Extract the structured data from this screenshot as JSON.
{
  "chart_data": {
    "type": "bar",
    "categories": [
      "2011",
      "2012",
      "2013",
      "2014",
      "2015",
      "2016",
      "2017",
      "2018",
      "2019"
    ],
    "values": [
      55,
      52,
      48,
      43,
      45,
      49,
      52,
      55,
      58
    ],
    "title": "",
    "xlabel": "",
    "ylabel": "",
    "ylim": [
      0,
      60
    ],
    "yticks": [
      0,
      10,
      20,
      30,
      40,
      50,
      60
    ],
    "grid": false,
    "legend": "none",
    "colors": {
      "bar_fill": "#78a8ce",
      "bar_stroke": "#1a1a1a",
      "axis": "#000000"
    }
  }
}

··········

_TASK PROMPT_. Copy all the lines, exactly.

_EXERCISE SOLUTION_.
Extract the structured data from this screenshot as JSON.
{
  "chart_data": {
    "type": "bar",
    "categories": [
      "2011",
      "2012",
      "2013",
      "2014",
      "2015",
      "2016",
      "2017",
      "2018",
      "2019"
    ],
    "values": [
      55,
      52,
      48,
      43,
      45,
      49,
      52,
      55,
      58
    ],
    "title": "",
    "xlabel": "",
    "ylabel": "",
    "ylim": [
      0,
      60
    ],
    "yticks": [
      0,
      10,
      20,
      30,
      40,
      50,
      60
    ],
    "grid": false,
    "legend": "none",
    "colors": {
      "bar_fill": "#78a8ce",
      "bar_stroke": "#1a1a1a",
      "axis": "#000000"
    }
  }
}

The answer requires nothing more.